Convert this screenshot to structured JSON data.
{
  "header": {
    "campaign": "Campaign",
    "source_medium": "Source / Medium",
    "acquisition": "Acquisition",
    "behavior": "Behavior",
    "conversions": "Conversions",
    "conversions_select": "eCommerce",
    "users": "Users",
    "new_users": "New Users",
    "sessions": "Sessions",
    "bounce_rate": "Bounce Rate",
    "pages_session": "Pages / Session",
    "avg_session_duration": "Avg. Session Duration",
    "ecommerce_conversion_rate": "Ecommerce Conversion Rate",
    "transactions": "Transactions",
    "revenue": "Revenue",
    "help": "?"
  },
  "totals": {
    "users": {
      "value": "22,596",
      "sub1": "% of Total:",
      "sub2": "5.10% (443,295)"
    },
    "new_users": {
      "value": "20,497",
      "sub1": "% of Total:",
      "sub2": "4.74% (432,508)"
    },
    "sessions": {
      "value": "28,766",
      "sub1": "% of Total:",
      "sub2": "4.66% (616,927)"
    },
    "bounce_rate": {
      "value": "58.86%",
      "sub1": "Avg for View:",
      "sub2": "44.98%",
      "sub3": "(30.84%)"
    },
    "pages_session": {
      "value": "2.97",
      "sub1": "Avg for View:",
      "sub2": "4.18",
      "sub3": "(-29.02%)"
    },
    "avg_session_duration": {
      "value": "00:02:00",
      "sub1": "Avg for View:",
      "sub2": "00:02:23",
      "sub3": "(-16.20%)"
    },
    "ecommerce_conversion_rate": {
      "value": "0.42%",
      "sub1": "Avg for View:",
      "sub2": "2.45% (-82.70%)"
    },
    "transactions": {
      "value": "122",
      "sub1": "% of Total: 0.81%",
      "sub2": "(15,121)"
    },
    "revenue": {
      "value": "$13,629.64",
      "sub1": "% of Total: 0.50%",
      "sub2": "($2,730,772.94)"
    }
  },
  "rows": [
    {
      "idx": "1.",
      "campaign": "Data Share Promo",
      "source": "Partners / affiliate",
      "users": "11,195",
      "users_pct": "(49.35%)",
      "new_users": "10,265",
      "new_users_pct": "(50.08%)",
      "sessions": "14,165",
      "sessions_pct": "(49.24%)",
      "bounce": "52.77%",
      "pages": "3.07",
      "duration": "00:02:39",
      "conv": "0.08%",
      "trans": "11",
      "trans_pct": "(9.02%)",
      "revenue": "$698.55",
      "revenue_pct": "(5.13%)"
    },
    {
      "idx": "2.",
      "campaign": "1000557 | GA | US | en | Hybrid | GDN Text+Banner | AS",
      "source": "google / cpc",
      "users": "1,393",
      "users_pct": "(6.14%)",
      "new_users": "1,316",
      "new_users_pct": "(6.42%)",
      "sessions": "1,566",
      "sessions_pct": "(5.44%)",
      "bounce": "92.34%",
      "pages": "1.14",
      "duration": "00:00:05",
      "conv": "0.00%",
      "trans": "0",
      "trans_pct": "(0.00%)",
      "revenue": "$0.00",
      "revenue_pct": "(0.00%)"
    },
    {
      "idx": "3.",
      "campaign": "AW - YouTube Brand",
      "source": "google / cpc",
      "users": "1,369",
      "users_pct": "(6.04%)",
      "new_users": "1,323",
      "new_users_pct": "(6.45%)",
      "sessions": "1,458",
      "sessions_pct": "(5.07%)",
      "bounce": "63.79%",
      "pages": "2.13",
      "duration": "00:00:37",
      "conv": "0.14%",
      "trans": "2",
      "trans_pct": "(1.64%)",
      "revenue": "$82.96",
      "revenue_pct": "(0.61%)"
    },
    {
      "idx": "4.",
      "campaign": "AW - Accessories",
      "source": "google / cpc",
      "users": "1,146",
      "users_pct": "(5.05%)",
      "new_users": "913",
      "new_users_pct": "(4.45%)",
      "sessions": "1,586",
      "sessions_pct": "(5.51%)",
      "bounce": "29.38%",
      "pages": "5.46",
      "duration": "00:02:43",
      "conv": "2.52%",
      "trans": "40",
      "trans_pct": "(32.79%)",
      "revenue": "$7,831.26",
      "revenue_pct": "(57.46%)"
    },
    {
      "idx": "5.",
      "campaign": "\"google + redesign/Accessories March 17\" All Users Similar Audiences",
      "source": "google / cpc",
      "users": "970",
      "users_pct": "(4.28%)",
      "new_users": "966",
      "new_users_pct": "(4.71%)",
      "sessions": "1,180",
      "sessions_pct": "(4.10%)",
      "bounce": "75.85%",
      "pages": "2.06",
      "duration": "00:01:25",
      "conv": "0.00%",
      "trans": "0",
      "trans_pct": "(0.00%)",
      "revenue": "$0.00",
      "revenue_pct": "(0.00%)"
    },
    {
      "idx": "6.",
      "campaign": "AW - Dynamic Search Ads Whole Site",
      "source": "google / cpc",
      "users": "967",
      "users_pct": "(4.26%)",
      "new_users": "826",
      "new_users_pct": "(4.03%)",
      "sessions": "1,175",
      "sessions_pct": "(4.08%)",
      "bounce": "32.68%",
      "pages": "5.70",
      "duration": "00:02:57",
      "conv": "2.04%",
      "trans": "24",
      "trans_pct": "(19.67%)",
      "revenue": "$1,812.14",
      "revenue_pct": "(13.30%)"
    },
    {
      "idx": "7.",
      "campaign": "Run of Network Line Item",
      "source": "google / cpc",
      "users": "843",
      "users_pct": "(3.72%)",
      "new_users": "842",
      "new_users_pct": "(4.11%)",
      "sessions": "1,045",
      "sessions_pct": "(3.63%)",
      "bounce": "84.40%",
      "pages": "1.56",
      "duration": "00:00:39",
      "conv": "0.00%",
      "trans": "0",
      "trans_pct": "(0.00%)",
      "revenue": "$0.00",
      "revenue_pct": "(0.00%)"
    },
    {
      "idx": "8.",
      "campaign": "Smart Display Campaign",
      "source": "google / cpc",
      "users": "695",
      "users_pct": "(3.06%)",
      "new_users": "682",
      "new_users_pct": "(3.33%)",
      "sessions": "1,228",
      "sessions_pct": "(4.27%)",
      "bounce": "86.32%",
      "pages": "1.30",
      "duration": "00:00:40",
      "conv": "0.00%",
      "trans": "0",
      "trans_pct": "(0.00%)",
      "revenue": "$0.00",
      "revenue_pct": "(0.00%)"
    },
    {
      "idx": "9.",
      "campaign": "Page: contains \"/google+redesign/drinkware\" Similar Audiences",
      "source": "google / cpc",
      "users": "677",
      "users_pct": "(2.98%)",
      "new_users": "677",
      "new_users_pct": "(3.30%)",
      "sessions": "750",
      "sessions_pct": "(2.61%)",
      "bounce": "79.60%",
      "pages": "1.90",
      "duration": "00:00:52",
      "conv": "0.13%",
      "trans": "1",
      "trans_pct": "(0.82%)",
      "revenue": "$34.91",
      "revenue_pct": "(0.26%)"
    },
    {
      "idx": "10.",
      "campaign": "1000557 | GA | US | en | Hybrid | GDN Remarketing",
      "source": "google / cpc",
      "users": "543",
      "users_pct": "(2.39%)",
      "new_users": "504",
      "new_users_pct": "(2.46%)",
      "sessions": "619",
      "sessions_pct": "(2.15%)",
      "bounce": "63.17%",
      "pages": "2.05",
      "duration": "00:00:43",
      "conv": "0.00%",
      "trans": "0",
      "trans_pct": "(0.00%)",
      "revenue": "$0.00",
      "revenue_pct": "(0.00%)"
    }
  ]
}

__THE REQUEST__
Find every line above that contains the word "Similar", and return each one.

__RESULT OF THIS TASK__
      "campaign": "\"google + redesign/Accessories March 17\" All Users Similar Audiences",
      "campaign": "Page: contains \"/google+redesign/drinkware\" Similar Audiences",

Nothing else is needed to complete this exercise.